═══ Input rows
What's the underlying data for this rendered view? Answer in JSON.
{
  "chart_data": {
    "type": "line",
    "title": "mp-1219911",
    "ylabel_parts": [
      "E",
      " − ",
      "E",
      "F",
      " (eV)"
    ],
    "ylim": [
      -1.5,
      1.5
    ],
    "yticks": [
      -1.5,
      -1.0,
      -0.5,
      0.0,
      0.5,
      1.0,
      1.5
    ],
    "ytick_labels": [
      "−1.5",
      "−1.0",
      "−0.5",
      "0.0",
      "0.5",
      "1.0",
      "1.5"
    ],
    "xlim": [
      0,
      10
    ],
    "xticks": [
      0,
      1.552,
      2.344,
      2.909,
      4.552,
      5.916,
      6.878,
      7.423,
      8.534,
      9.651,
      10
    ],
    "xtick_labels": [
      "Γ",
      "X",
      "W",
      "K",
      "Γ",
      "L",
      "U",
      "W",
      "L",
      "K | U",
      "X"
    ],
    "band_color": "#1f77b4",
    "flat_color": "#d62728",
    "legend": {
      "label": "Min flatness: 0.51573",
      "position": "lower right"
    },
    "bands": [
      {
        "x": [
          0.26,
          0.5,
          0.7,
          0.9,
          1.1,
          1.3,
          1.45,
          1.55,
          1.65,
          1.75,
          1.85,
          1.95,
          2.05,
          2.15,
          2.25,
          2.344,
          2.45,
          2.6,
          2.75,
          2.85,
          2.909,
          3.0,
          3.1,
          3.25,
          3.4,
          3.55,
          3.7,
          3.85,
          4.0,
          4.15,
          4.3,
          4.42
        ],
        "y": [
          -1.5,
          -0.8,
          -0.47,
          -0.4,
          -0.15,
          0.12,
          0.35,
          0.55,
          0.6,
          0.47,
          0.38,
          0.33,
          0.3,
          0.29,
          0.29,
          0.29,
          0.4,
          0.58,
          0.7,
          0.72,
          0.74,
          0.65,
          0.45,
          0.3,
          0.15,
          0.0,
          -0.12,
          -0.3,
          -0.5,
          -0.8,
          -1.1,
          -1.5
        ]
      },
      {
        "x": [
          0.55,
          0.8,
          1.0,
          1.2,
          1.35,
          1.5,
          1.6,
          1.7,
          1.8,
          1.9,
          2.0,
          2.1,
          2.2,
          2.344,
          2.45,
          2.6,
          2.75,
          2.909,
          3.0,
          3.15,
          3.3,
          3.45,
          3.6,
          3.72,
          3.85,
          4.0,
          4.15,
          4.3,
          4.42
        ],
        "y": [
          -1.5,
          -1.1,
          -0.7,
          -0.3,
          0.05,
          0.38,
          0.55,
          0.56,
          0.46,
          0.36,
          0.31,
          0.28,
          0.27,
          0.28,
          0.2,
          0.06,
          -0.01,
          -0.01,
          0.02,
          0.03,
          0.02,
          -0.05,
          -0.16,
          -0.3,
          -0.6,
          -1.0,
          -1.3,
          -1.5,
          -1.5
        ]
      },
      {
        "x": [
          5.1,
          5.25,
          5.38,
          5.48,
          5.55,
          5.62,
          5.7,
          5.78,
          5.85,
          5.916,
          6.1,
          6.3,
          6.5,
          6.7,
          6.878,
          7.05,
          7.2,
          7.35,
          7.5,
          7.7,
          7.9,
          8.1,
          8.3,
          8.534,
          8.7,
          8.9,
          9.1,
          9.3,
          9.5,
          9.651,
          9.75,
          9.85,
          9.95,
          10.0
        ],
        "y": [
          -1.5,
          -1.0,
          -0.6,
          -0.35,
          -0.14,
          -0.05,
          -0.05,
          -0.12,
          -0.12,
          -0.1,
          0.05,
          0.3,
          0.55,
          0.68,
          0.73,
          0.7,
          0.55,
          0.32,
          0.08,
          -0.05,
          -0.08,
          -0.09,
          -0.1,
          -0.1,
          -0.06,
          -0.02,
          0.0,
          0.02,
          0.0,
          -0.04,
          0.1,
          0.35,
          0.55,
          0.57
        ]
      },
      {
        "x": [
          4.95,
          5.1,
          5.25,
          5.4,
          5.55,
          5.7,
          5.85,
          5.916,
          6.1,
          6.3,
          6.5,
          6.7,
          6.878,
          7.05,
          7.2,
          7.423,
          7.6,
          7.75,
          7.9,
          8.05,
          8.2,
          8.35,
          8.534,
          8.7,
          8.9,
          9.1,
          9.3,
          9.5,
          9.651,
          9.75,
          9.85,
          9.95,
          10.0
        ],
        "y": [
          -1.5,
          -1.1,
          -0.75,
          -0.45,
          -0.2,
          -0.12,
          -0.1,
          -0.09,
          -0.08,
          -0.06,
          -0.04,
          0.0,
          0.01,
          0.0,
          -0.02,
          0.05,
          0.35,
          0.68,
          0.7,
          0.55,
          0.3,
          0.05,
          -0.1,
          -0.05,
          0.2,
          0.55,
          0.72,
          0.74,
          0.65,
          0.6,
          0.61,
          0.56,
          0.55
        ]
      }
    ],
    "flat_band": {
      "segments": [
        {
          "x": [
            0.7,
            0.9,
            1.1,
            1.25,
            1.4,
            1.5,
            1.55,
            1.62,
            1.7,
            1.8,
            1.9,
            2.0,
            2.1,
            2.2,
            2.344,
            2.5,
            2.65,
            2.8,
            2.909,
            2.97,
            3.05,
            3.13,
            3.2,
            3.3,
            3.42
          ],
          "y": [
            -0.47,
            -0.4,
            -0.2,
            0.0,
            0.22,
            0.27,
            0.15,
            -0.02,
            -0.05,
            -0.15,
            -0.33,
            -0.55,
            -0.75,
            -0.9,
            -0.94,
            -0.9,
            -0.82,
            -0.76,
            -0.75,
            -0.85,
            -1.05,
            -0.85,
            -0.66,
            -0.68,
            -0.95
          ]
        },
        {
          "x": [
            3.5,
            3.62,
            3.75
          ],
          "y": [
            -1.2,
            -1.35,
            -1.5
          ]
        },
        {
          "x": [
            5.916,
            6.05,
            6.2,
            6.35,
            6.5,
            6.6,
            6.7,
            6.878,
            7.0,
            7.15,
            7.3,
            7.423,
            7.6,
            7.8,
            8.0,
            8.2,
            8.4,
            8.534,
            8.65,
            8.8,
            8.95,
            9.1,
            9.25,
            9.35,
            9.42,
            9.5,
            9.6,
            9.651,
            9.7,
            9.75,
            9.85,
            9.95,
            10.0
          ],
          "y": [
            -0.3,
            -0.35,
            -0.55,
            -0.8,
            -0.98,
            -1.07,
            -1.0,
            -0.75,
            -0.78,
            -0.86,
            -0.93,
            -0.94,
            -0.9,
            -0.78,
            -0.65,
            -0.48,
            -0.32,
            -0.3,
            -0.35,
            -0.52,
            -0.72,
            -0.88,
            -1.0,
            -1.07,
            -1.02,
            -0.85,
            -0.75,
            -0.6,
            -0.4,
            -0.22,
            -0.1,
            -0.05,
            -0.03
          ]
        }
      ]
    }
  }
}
══════
**Objective**
Reproduce each entry above exactly, keeping every word.

**Solution for this task**
What's the underlying data for this rendered view? Answer in JSON.
{
  "chart_data": {
    "type": "line",
    "title": "mp-1219911",
    "ylabel_parts": [
      "E",
      " − ",
      "E",
      "F",
      " (eV)"
    ],
    "ylim": [
      -1.5,
      1.5
    ],
    "yticks": [
      -1.5,
      -1.0,
      -0.5,
      0.0,
      0.5,
      1.0,
      1.5
    ],
    "ytick_labels": [
      "−1.5",
      "−1.0",
      "−0.5",
      "0.0",
      "0.5",
      "1.0",
      "1.5"
    ],
    "xlim": [
      0,
      10
    ],
    "xticks": [
      0,
      1.552,
      2.344,
      2.909,
      4.552,
      5.916,
      6.878,
      7.423,
      8.534,
      9.651,
      10
    ],
    "xtick_labels": [
      "Γ",
      "X",
      "W",
      "K",
      "Γ",
      "L",
      "U",
      "W",
      "L",
      "K | U",
      "X"
    ],
    "band_color": "#1f77b4",
    "flat_color": "#d62728",
    "legend": {
      "label": "Min flatness: 0.51573",
      "position": "lower right"
    },
    "bands": [
      {
        "x": [
          0.26,
          0.5,
          0.7,
          0.9,
          1.1,
          1.3,
          1.45,
          1.55,
          1.65,
          1.75,
          1.85,
          1.95,
          2.05,
          2.15,
          2.25,
          2.344,
          2.45,
          2.6,
          2.75,
          2.85,
          2.909,
          3.0,
          3.1,
          3.25,
          3.4,
          3.55,
          3.7,
          3.85,
          4.0,
          4.15,
          4.3,
          4.42
        ],
        "y": [
          -1.5,
          -0.8,
          -0.47,
          -0.4,
          -0.15,
          0.12,
          0.35,
          0.55,
          0.6,
          0.47,
          0.38,
          0.33,
          0.3,
          0.29,
          0.29,
          0.29,
          0.4,
          0.58,
          0.7,
          0.72,
          0.74,
          0.65,
          0.45,
          0.3,
          0.15,
          0.0,
          -0.12,
          -0.3,
          -0.5,
          -0.8,
          -1.1,
          -1.5
        ]
      },
      {
        "x": [
          0.55,
          0.8,
          1.0,
          1.2,
          1.35,
          1.5,
          1.6,
          1.7,
          1.8,
          1.9,
          2.0,
          2.1,
          2.2,
          2.344,
          2.45,
          2.6,
          2.75,
          2.909,
          3.0,
          3.15,
          3.3,
          3.45,
          3.6,
          3.72,
          3.85,
          4.0,
          4.15,
          4.3,
          4.42
        ],
        "y": [
          -1.5,
          -1.1,
          -0.7,
          -0.3,
          0.05,
          0.38,
          0.55,
          0.56,
          0.46,
          0.36,
          0.31,
          0.28,
          0.27,
          0.28,
          0.2,
          0.06,
          -0.01,
          -0.01,
          0.02,
          0.03,
          0.02,
          -0.05,
          -0.16,
          -0.3,
          -0.6,
          -1.0,
          -1.3,
          -1.5,
          -1.5
        ]
      },
      {
        "x": [
          5.1,
          5.25,
          5.38,
          5.48,
          5.55,
          5.62,
          5.7,
          5.78,
          5.85,
          5.916,
          6.1,
          6.3,
          6.5,
          6.7,
          6.878,
          7.05,
          7.2,
          7.35,
          7.5,
          7.7,
          7.9,
          8.1,
          8.3,
          8.534,
          8.7,
          8.9,
          9.1,
          9.3,
          9.5,
          9.651,
          9.75,
          9.85,
          9.95,
          10.0
        ],
        "y": [
          -1.5,
          -1.0,
          -0.6,
          -0.35,
          -0.14,
          -0.05,
          -0.05,
          -0.12,
          -0.12,
          -0.1,
          0.05,
          0.3,
          0.55,
          0.68,
          0.73,
          0.7,
          0.55,
          0.32,
          0.08,
          -0.05,
          -0.08,
          -0.09,
          -0.1,
          -0.1,
          -0.06,
          -0.02,
          0.0,
          0.02,
          0.0,
          -0.04,
          0.1,
          0.35,
          0.55,
          0.57
        ]
      },
      {
        "x": [
          4.95,
          5.1,
          5.25,
          5.4,
          5.55,
          5.7,
          5.85,
          5.916,
          6.1,
          6.3,
          6.5,
          6.7,
          6.878,
          7.05,
          7.2,
          7.423,
          7.6,
          7.75,
          7.9,
          8.05,
          8.2,
          8.35,
          8.534,
          8.7,
          8.9,
          9.1,
          9.3,
          9.5,
          9.651,
          9.75,
          9.85,
          9.95,
          10.0
        ],
        "y": [
          -1.5,
          -1.1,
          -0.75,
          -0.45,
          -0.2,
          -0.12,
          -0.1,
          -0.09,
          -0.08,
          -0.06,
          -0.04,
          0.0,
          0.01,
          0.0,
          -0.02,
          0.05,
          0.35,
          0.68,
          0.7,
          0.55,
          0.3,
          0.05,
          -0.1,
          -0.05,
          0.2,
          0.55,
          0.72,
          0.74,
          0.65,
          0.6,
          0.61,
          0.56,
          0.55
        ]
      }
    ],
    "flat_band": {
      "segments": [
        {
          "x": [
            0.7,
            0.9,
            1.1,
            1.25,
            1.4,
            1.5,
            1.55,
            1.62,
            1.7,
            1.8,
            1.9,
            2.0,
            2.1,
            2.2,
            2.344,
            2.5,
            2.65,
            2.8,
            2.909,
            2.97,
            3.05,
            3.13,
            3.2,
            3.3,
            3.42
          ],
          "y": [
            -0.47,
            -0.4,
            -0.2,
            0.0,
            0.22,
            0.27,
            0.15,
            -0.02,
            -0.05,
            -0.15,
            -0.33,
            -0.55,
            -0.75,
            -0.9,
            -0.94,
            -0.9,
            -0.82,
            -0.76,
            -0.75,
            -0.85,
            -1.05,
            -0.85,
            -0.66,
            -0.68,
            -0.95
          ]
        },
        {
          "x": [
            3.5,
            3.62,
            3.75
          ],
          "y": [
            -1.2,
            -1.35,
            -1.5
          ]
        },
        {
          "x": [
            5.916,
            6.05,
            6.2,
            6.35,
            6.5,
            6.6,
            6.7,
            6.878,
            7.0,
            7.15,
            7.3,
            7.423,
            7.6,
            7.8,
            8.0,
            8.2,
            8.4,
            8.534,
            8.65,
            8.8,
            8.95,
            9.1,
            9.25,
            9.35,
            9.42,
            9.5,
            9.6,
            9.651,
            9.7,
            9.75,
            9.85,
            9.95,
            10.0
          ],
          "y": [
            -0.3,
            -0.35,
            -0.55,
            -0.8,
            -0.98,
            -1.07,
            -1.0,
            -0.75,
            -0.78,
            -0.86,
            -0.93,
            -0.94,
            -0.9,
            -0.78,
            -0.65,
            -0.48,
            -0.32,
            -0.3,
            -0.35,
            -0.52,
            -0.72,
            -0.88,
            -1.0,
            -1.07,
            -1.02,
            -0.85,
            -0.75,
            -0.6,
            -0.4,
            -0.22,
            -0.1,
            -0.05,
            -0.03
          ]
        }
      ]
    }
  }
}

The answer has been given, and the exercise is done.